** Exercise **
Omit images. Retype all entries verbatim.

** Provided data **
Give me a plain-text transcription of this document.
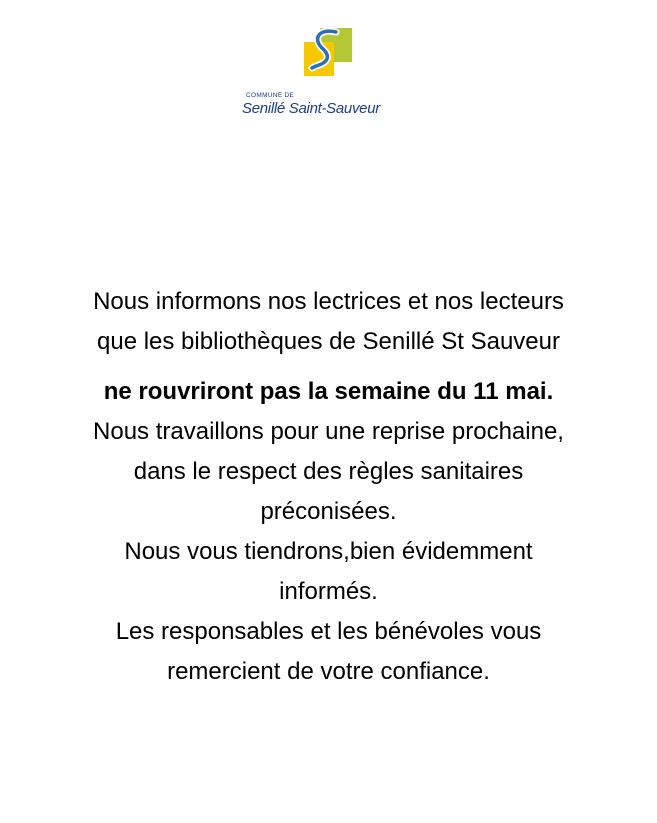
COMMUNE DE
Senillé Saint-Sauveur

Nous informons nos lectrices et nos lecteurs

que les bibliothèques de Senillé St Sauveur

ne rouvriront pas la semaine du 11 mai.

Nous travaillons pour une reprise prochaine,

dans le respect des règles sanitaires

préconisées.

Nous vous tiendrons,bien évidemment

informés.

Les responsables et les bénévoles vous

remercient de votre confiance.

** Right answer **
Give me a plain-text transcription of this document.
COMMUNE DE
Senillé Saint-Sauveur

Nous informons nos lectrices et nos lecteurs

que les bibliothèques de Senillé St Sauveur

ne rouvriront pas la semaine du 11 mai.

Nous travaillons pour une reprise prochaine,

dans le respect des règles sanitaires

préconisées.

Nous vous tiendrons,bien évidemment

informés.

Les responsables et les bénévoles vous

remercient de votre confiance.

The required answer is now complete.